[Data items]
————————
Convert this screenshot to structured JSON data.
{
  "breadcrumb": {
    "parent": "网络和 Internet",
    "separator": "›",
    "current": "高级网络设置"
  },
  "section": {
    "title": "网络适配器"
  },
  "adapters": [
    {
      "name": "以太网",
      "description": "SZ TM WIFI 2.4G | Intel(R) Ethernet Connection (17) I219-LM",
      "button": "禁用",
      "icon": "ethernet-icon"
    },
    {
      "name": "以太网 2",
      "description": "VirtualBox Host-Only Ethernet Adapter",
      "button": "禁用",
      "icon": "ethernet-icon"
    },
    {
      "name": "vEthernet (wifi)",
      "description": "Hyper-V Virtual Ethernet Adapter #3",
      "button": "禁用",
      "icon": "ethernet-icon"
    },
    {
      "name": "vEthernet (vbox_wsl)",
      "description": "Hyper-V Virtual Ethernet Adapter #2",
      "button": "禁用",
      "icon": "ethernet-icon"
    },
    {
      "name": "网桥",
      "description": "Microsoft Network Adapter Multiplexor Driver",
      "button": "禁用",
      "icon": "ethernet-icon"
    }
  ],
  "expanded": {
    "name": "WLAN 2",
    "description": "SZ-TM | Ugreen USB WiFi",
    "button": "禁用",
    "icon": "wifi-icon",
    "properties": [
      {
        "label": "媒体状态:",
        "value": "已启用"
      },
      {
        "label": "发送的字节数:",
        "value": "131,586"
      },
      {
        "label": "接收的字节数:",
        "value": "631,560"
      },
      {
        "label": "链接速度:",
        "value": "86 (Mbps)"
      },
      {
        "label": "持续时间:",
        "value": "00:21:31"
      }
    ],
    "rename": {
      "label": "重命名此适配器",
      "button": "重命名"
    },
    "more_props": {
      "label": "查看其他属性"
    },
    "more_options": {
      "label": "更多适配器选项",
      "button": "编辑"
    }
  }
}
————————
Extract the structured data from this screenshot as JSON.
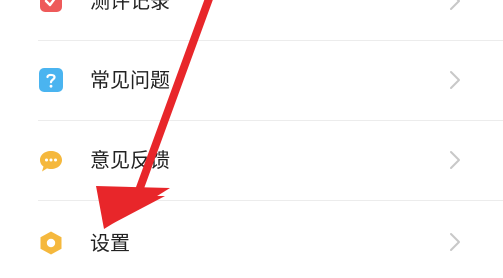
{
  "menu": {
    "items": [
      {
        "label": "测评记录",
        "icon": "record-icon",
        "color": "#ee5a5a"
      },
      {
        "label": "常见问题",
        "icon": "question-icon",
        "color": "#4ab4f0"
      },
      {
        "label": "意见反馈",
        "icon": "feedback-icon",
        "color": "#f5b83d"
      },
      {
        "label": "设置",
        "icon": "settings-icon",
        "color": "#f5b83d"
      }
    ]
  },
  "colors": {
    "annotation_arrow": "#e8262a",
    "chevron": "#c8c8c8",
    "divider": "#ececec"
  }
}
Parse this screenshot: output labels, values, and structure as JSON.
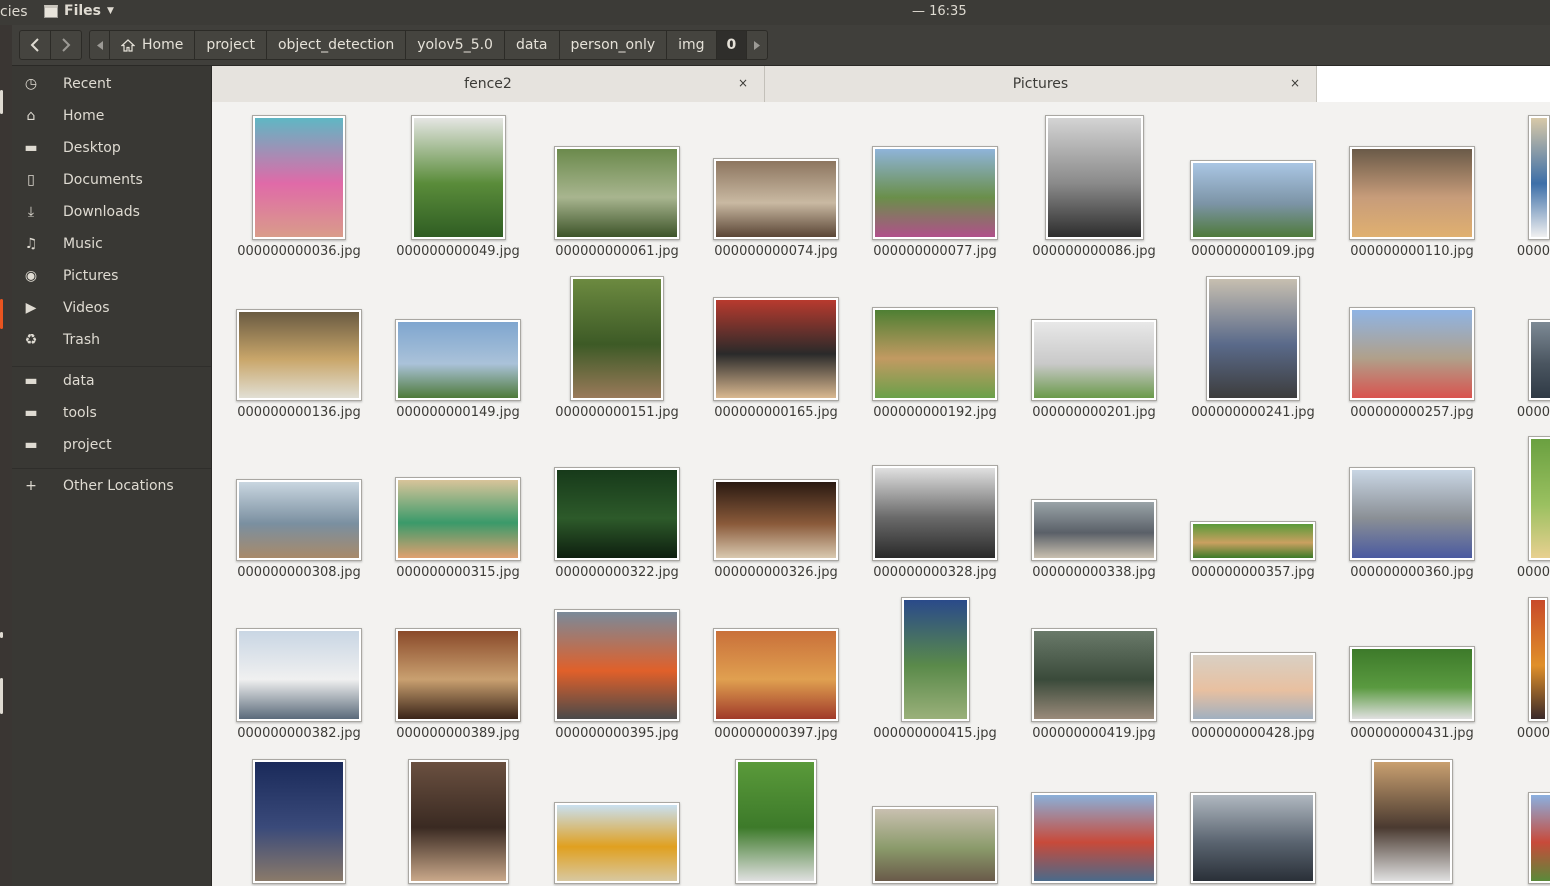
————————
Take out nothing but the lines from the one containing "Extract the structured" to the one containing "Parse this screenshot: output", inclusive, retyped exactly. Drop the pictures.

#### RESPONSE TO THIS EXERCISE
Extract the structured data from this screenshot as JSON.
{
  "menu": {
    "items": [
      {
        "label": "测评记录",
        "icon": "record-icon",
        "color": "#ee5a5a"
      },
      {
        "label": "常见问题",
        "icon": "question-icon",
        "color": "#4ab4f0"
      },
      {
        "label": "意见反馈",
        "icon": "feedback-icon",
        "color": "#f5b83d"
      },
      {
        "label": "设置",
        "icon": "settings-icon",
        "color": "#f5b83d"
      }
    ]
  },
  "colors": {
    "annotation_arrow": "#e8262a",
    "chevron": "#c8c8c8",
    "divider": "#ececec"
  }
}
Parse this screenshot: output labels, values, and structure as JSON.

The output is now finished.